Entries from a dataset:
# # # #

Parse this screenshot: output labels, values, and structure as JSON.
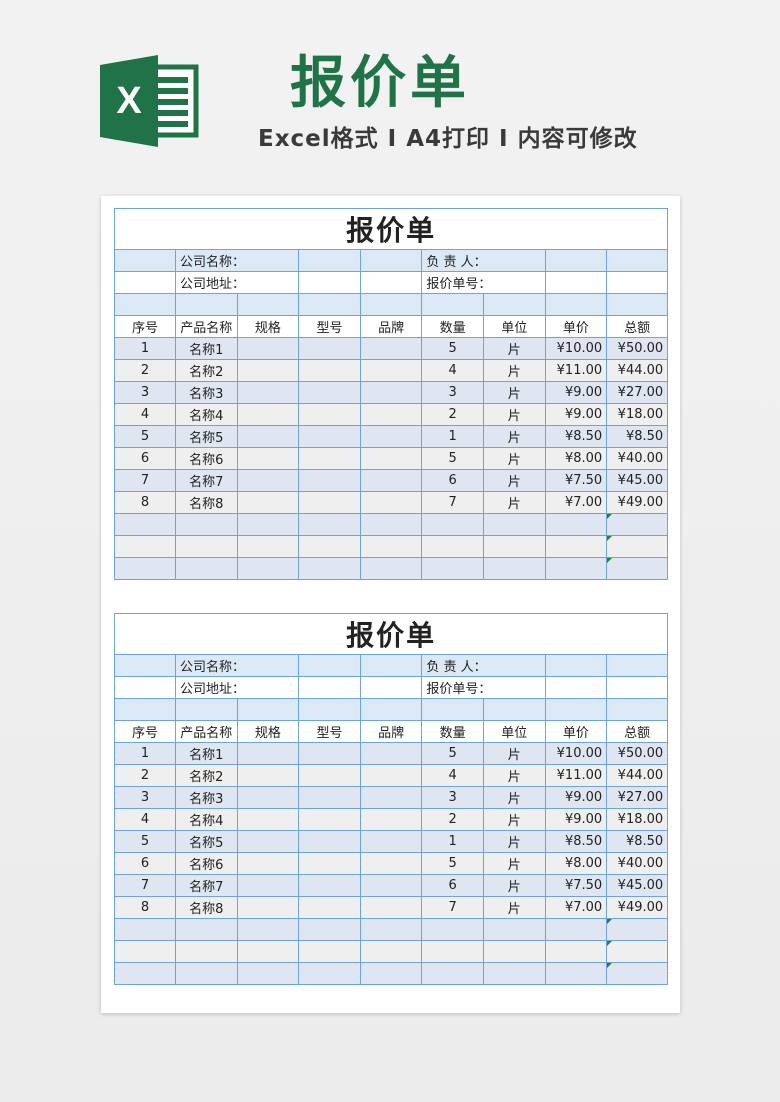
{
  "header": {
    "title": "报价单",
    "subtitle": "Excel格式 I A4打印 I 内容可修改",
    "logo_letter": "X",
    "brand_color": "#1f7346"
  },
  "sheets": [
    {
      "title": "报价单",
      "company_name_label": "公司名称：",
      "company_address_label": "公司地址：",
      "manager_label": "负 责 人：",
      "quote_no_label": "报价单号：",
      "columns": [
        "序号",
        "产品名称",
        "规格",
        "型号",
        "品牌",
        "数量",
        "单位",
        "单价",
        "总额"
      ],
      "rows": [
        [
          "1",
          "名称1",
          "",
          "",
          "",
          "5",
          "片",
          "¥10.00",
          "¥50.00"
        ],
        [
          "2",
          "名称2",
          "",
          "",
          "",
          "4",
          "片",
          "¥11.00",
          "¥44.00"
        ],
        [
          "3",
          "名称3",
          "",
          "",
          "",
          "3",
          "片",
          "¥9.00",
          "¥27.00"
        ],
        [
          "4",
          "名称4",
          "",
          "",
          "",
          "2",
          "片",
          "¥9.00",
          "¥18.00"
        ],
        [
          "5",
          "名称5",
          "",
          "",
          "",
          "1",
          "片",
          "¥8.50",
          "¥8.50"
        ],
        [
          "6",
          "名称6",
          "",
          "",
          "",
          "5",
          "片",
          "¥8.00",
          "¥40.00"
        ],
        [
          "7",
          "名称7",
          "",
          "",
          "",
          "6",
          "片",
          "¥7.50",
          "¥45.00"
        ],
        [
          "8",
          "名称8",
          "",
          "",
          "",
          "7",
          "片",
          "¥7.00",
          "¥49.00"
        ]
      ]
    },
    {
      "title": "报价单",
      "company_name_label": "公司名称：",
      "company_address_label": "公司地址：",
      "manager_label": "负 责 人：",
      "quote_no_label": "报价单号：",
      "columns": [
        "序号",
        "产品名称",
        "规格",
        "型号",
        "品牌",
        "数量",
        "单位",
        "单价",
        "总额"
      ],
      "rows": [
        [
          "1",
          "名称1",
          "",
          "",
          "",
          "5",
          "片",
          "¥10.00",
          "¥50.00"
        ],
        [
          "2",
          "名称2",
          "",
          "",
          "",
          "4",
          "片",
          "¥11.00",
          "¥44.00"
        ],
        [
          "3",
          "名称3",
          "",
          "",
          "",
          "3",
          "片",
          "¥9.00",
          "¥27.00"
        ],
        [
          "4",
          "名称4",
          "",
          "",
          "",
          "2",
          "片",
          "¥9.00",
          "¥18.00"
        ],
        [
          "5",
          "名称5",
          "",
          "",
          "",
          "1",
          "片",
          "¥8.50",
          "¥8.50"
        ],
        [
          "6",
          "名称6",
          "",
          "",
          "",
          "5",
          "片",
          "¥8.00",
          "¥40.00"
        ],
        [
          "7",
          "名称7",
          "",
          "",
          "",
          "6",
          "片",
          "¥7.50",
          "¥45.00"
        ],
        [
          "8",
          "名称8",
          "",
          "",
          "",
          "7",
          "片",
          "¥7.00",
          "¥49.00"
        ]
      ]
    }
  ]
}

# # # #

What is being asked:
The pictures should not appear in the copy; every other part of the records above must be returned exactly.

The reply:
Parse this screenshot: output labels, values, and structure as JSON.
{
  "header": {
    "title": "报价单",
    "subtitle": "Excel格式 I A4打印 I 内容可修改",
    "logo_letter": "X",
    "brand_color": "#1f7346"
  },
  "sheets": [
    {
      "title": "报价单",
      "company_name_label": "公司名称：",
      "company_address_label": "公司地址：",
      "manager_label": "负 责 人：",
      "quote_no_label": "报价单号：",
      "columns": [
        "序号",
        "产品名称",
        "规格",
        "型号",
        "品牌",
        "数量",
        "单位",
        "单价",
        "总额"
      ],
      "rows": [
        [
          "1",
          "名称1",
          "",
          "",
          "",
          "5",
          "片",
          "¥10.00",
          "¥50.00"
        ],
        [
          "2",
          "名称2",
          "",
          "",
          "",
          "4",
          "片",
          "¥11.00",
          "¥44.00"
        ],
        [
          "3",
          "名称3",
          "",
          "",
          "",
          "3",
          "片",
          "¥9.00",
          "¥27.00"
        ],
        [
          "4",
          "名称4",
          "",
          "",
          "",
          "2",
          "片",
          "¥9.00",
          "¥18.00"
        ],
        [
          "5",
          "名称5",
          "",
          "",
          "",
          "1",
          "片",
          "¥8.50",
          "¥8.50"
        ],
        [
          "6",
          "名称6",
          "",
          "",
          "",
          "5",
          "片",
          "¥8.00",
          "¥40.00"
        ],
        [
          "7",
          "名称7",
          "",
          "",
          "",
          "6",
          "片",
          "¥7.50",
          "¥45.00"
        ],
        [
          "8",
          "名称8",
          "",
          "",
          "",
          "7",
          "片",
          "¥7.00",
          "¥49.00"
        ]
      ]
    },
    {
      "title": "报价单",
      "company_name_label": "公司名称：",
      "company_address_label": "公司地址：",
      "manager_label": "负 责 人：",
      "quote_no_label": "报价单号：",
      "columns": [
        "序号",
        "产品名称",
        "规格",
        "型号",
        "品牌",
        "数量",
        "单位",
        "单价",
        "总额"
      ],
      "rows": [
        [
          "1",
          "名称1",
          "",
          "",
          "",
          "5",
          "片",
          "¥10.00",
          "¥50.00"
        ],
        [
          "2",
          "名称2",
          "",
          "",
          "",
          "4",
          "片",
          "¥11.00",
          "¥44.00"
        ],
        [
          "3",
          "名称3",
          "",
          "",
          "",
          "3",
          "片",
          "¥9.00",
          "¥27.00"
        ],
        [
          "4",
          "名称4",
          "",
          "",
          "",
          "2",
          "片",
          "¥9.00",
          "¥18.00"
        ],
        [
          "5",
          "名称5",
          "",
          "",
          "",
          "1",
          "片",
          "¥8.50",
          "¥8.50"
        ],
        [
          "6",
          "名称6",
          "",
          "",
          "",
          "5",
          "片",
          "¥8.00",
          "¥40.00"
        ],
        [
          "7",
          "名称7",
          "",
          "",
          "",
          "6",
          "片",
          "¥7.50",
          "¥45.00"
        ],
        [
          "8",
          "名称8",
          "",
          "",
          "",
          "7",
          "片",
          "¥7.00",
          "¥49.00"
        ]
      ]
    }
  ]
}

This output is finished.